MATERIAL FOR THIS EXERCISE -

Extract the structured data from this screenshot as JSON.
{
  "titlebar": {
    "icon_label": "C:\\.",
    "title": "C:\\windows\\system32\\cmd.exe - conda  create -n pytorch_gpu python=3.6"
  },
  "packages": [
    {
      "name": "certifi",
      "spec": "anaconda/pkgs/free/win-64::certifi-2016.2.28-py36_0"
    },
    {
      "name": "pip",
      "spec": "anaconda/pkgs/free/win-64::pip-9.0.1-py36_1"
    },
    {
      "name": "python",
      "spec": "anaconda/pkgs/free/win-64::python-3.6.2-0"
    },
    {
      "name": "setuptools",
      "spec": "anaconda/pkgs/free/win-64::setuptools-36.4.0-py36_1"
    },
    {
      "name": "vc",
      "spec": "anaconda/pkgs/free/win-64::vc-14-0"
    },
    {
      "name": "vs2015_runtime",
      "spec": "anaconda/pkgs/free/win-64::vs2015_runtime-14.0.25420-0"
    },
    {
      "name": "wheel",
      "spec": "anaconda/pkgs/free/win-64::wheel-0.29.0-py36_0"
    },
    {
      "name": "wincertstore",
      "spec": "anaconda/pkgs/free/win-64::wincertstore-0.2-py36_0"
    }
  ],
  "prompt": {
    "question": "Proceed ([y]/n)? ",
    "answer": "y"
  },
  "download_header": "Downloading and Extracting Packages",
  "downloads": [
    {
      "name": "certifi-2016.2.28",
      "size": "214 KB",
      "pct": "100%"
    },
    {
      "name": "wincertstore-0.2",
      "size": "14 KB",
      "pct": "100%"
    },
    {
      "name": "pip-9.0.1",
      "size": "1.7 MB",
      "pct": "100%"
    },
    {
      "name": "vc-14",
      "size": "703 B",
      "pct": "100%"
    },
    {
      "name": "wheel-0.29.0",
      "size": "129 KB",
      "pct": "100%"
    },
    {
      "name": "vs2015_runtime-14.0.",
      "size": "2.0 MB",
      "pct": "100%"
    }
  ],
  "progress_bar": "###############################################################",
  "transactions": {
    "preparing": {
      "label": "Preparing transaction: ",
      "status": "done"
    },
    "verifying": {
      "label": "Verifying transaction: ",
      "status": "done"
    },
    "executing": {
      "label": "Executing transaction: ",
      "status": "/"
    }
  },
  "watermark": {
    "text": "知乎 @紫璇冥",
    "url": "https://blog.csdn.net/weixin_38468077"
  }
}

THE TASK - Extract all the entries word for word.

REPLY -
Extract the structured data from this screenshot as JSON.
{
  "titlebar": {
    "icon_label": "C:\\.",
    "title": "C:\\windows\\system32\\cmd.exe - conda  create -n pytorch_gpu python=3.6"
  },
  "packages": [
    {
      "name": "certifi",
      "spec": "anaconda/pkgs/free/win-64::certifi-2016.2.28-py36_0"
    },
    {
      "name": "pip",
      "spec": "anaconda/pkgs/free/win-64::pip-9.0.1-py36_1"
    },
    {
      "name": "python",
      "spec": "anaconda/pkgs/free/win-64::python-3.6.2-0"
    },
    {
      "name": "setuptools",
      "spec": "anaconda/pkgs/free/win-64::setuptools-36.4.0-py36_1"
    },
    {
      "name": "vc",
      "spec": "anaconda/pkgs/free/win-64::vc-14-0"
    },
    {
      "name": "vs2015_runtime",
      "spec": "anaconda/pkgs/free/win-64::vs2015_runtime-14.0.25420-0"
    },
    {
      "name": "wheel",
      "spec": "anaconda/pkgs/free/win-64::wheel-0.29.0-py36_0"
    },
    {
      "name": "wincertstore",
      "spec": "anaconda/pkgs/free/win-64::wincertstore-0.2-py36_0"
    }
  ],
  "prompt": {
    "question": "Proceed ([y]/n)? ",
    "answer": "y"
  },
  "download_header": "Downloading and Extracting Packages",
  "downloads": [
    {
      "name": "certifi-2016.2.28",
      "size": "214 KB",
      "pct": "100%"
    },
    {
      "name": "wincertstore-0.2",
      "size": "14 KB",
      "pct": "100%"
    },
    {
      "name": "pip-9.0.1",
      "size": "1.7 MB",
      "pct": "100%"
    },
    {
      "name": "vc-14",
      "size": "703 B",
      "pct": "100%"
    },
    {
      "name": "wheel-0.29.0",
      "size": "129 KB",
      "pct": "100%"
    },
    {
      "name": "vs2015_runtime-14.0.",
      "size": "2.0 MB",
      "pct": "100%"
    }
  ],
  "progress_bar": "###############################################################",
  "transactions": {
    "preparing": {
      "label": "Preparing transaction: ",
      "status": "done"
    },
    "verifying": {
      "label": "Verifying transaction: ",
      "status": "done"
    },
    "executing": {
      "label": "Executing transaction: ",
      "status": "/"
    }
  },
  "watermark": {
    "text": "知乎 @紫璇冥",
    "url": "https://blog.csdn.net/weixin_38468077"
  }
}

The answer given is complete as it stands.